### ITEMS
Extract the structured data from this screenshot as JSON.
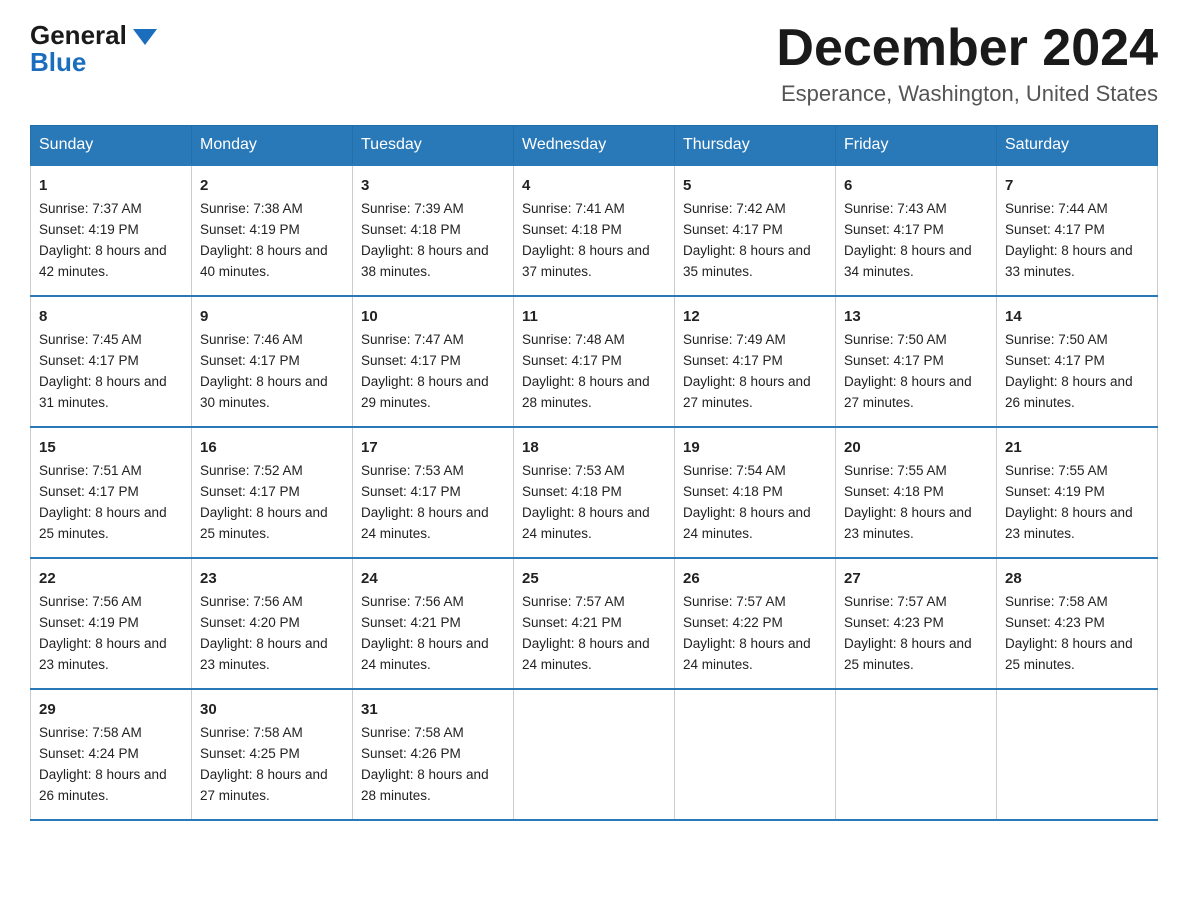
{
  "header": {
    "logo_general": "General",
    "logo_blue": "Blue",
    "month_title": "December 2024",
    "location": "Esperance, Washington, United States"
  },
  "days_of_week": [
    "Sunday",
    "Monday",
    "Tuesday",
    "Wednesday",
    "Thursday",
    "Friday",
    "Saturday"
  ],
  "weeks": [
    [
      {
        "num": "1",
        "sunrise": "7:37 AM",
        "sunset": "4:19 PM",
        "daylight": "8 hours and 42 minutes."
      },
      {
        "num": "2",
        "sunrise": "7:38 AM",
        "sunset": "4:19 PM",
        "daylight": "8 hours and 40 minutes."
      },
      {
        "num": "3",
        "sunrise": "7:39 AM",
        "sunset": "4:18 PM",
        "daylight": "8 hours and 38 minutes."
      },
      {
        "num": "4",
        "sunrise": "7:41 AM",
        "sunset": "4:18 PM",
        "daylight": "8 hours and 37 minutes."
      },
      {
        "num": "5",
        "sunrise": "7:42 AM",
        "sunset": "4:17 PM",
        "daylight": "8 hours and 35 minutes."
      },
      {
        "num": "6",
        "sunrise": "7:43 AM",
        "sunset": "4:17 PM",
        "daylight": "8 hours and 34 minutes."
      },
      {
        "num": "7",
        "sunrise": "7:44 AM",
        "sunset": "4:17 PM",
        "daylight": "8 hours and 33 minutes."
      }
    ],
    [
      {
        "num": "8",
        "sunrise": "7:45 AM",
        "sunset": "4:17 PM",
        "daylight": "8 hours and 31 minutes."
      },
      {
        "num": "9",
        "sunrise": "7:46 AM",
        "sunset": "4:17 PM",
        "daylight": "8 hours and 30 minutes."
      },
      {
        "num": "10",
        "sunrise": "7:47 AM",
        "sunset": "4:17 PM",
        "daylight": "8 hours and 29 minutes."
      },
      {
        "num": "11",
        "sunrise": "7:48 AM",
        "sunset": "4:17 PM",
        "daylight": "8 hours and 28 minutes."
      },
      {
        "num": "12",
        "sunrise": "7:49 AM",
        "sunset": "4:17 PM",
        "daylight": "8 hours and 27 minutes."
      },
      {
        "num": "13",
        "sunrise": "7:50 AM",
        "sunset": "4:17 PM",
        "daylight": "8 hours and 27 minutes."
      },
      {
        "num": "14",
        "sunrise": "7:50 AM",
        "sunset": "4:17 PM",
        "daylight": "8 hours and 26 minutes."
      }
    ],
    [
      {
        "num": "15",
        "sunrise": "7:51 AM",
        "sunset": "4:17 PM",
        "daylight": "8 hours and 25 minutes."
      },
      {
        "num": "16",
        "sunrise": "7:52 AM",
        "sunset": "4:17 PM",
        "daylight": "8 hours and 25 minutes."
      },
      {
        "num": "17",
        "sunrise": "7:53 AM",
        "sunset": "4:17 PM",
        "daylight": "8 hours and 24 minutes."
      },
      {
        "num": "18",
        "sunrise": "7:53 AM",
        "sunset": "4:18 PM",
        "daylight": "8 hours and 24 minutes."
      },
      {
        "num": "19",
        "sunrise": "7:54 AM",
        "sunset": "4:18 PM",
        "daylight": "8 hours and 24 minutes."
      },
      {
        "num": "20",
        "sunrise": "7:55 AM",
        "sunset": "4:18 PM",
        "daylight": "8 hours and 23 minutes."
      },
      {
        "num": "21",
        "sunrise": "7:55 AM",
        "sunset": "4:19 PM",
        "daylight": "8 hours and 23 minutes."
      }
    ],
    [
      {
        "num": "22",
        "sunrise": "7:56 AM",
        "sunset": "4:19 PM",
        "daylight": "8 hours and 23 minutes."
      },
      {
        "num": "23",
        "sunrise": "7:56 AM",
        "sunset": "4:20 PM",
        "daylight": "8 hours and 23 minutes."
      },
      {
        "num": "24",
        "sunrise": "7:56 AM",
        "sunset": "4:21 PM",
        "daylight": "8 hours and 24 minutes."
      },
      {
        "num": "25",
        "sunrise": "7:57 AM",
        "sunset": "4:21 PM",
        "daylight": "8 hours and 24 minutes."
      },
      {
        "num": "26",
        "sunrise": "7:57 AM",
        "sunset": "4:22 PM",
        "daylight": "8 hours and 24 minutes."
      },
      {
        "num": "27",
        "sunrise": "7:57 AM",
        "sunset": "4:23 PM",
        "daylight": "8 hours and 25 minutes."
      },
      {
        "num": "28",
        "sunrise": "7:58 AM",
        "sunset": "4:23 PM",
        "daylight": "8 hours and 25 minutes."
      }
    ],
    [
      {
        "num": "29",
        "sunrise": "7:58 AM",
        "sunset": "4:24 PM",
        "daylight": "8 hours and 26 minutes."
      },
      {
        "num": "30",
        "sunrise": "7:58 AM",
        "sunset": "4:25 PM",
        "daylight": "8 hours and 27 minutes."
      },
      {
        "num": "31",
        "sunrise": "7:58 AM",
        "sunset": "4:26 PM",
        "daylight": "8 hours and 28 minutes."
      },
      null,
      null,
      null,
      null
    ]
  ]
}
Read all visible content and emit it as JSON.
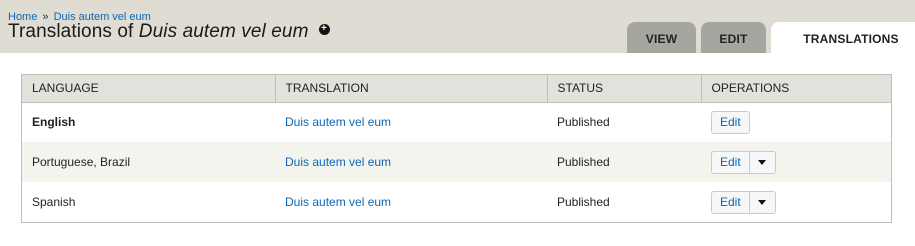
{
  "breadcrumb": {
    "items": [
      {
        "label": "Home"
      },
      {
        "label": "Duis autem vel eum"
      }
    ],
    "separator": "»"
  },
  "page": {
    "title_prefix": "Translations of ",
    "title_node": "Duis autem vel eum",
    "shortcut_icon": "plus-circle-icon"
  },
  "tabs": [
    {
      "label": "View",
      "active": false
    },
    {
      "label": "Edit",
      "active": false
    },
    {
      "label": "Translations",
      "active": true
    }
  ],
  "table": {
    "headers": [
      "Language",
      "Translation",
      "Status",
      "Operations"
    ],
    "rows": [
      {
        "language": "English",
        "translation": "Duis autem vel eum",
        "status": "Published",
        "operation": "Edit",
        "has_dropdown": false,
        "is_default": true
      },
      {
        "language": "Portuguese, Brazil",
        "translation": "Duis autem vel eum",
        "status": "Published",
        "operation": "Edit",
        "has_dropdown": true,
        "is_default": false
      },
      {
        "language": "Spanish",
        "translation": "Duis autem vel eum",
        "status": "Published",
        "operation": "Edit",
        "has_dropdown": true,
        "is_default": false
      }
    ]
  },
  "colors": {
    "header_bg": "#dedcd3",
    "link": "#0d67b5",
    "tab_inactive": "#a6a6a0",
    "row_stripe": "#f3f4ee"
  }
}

...

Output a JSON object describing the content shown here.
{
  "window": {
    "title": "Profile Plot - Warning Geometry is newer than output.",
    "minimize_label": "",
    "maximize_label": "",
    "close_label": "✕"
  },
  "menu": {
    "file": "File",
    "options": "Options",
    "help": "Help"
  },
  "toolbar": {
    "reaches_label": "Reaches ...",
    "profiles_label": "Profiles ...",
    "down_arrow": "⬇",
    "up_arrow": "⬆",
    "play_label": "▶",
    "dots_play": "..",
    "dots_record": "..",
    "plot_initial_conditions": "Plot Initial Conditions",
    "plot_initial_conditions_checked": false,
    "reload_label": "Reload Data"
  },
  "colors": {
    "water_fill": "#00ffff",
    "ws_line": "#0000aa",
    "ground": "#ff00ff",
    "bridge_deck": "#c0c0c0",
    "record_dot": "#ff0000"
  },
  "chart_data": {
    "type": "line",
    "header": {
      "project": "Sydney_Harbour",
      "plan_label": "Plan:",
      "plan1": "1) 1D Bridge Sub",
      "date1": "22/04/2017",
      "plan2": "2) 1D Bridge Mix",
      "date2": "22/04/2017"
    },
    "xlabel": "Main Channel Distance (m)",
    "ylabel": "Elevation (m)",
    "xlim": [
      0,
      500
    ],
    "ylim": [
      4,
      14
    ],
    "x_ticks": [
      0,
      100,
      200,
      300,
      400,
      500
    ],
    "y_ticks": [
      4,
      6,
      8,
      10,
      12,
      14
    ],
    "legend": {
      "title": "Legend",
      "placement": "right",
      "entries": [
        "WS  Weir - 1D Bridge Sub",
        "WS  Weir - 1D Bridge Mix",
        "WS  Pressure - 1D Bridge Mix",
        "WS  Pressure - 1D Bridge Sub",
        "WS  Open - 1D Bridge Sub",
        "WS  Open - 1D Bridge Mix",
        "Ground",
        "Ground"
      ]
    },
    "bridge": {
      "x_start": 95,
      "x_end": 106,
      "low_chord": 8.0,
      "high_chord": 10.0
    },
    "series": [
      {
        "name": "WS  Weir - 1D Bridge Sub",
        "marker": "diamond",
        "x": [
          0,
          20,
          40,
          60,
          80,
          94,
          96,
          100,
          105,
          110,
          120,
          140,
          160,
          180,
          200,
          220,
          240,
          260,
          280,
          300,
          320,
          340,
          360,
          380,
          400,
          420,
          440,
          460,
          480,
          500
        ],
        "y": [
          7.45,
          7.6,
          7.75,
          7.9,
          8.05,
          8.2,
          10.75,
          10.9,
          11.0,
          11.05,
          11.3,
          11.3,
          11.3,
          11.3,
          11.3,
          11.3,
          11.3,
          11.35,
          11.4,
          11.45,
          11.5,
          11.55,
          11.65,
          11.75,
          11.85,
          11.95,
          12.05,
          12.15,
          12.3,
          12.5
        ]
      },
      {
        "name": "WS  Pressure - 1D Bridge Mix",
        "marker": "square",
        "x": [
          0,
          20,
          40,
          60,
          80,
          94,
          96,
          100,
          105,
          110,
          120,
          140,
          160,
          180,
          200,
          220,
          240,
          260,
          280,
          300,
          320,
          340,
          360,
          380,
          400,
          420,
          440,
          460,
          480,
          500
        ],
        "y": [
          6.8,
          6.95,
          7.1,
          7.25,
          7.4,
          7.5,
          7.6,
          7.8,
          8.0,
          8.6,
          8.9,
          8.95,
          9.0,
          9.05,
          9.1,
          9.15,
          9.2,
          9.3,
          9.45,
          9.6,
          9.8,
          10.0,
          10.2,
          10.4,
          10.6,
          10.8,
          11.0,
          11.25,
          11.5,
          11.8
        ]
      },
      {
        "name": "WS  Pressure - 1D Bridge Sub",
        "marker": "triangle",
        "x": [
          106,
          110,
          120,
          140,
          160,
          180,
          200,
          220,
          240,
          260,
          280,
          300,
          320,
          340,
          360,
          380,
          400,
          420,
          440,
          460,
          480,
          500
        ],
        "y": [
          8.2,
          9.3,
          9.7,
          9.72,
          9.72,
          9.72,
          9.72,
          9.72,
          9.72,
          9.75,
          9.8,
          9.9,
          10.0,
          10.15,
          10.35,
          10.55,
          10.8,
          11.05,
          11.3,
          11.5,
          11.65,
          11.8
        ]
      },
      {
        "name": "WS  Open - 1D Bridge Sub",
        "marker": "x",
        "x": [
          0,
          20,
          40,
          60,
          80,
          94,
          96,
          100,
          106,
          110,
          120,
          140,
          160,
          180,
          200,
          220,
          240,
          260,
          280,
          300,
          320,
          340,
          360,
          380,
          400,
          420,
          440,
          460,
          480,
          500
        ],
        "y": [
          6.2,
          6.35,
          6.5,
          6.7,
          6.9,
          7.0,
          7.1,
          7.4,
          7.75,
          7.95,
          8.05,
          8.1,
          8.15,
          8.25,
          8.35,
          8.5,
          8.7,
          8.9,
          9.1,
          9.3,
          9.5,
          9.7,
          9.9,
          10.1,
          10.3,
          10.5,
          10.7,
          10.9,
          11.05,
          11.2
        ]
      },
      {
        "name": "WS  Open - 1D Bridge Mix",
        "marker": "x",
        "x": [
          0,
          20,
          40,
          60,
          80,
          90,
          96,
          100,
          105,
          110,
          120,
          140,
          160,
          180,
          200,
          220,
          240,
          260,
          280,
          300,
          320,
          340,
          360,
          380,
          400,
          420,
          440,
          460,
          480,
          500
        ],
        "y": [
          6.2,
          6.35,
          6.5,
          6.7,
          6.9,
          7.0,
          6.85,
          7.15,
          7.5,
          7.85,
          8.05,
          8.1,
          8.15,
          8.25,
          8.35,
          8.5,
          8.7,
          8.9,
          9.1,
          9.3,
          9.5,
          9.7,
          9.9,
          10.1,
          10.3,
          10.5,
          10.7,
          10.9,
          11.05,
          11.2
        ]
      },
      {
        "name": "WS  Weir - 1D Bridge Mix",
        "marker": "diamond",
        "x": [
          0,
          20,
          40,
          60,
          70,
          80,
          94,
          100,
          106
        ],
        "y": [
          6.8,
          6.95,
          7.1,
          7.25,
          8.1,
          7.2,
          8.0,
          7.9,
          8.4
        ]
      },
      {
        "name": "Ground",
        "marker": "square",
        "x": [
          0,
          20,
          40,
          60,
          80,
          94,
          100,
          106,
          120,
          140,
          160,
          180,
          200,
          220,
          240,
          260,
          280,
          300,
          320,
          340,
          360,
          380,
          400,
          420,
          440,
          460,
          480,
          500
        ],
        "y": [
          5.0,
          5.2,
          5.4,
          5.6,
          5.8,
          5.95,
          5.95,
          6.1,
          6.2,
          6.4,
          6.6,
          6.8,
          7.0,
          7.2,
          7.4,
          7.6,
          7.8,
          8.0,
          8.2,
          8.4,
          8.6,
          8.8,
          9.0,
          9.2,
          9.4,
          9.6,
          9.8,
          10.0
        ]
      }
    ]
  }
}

==

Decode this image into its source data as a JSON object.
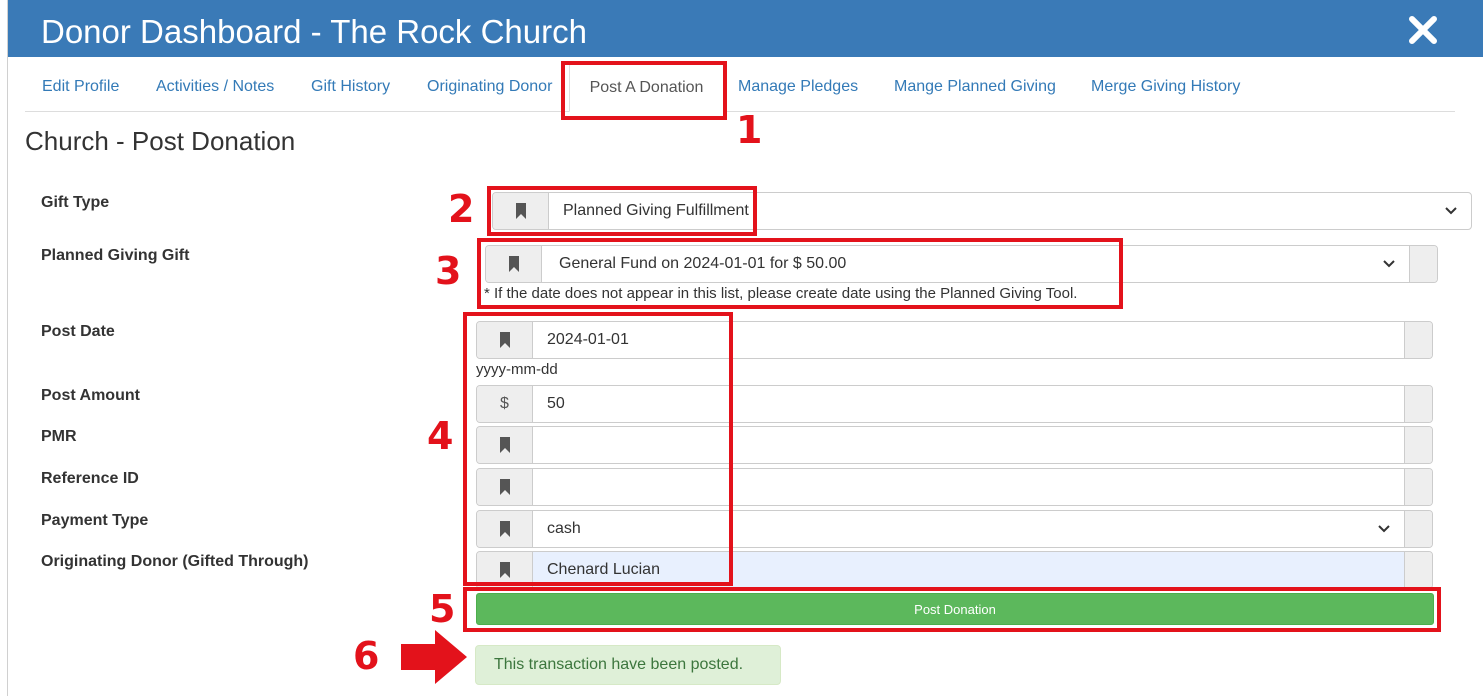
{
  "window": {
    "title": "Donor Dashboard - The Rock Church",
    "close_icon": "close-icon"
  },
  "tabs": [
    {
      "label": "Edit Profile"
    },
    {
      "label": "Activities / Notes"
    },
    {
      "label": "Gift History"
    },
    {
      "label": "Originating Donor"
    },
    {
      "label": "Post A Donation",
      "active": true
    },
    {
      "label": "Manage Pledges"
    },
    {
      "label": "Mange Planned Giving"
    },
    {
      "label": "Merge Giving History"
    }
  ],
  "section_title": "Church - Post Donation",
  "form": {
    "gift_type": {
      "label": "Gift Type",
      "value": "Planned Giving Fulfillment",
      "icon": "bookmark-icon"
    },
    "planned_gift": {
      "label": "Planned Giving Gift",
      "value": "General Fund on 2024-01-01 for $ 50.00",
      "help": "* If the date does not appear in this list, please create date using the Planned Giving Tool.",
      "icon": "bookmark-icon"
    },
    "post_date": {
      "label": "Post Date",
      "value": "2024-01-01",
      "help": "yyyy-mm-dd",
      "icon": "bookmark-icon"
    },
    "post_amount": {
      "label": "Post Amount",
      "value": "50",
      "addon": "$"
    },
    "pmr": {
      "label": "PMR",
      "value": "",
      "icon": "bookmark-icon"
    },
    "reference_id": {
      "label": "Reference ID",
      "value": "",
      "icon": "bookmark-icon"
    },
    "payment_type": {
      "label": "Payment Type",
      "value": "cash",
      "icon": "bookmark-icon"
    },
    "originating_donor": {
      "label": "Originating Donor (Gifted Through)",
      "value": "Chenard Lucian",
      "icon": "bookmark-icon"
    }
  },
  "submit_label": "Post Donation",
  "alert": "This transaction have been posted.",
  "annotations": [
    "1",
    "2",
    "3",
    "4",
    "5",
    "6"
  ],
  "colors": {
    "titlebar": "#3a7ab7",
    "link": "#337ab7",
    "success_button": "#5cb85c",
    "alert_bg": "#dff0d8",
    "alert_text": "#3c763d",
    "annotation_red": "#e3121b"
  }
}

### GIVEN INSTRUCTION
In the records above, find each line that holds the word "JSON"; copy all such lines.

### SOLUTION TO THIS PROBLEM
Extract the structured data from this screenshot as JSON.
Read all visible content and emit it as JSON.
Output a JSON object describing the content shown here.
Decode this image into its source data as a JSON object.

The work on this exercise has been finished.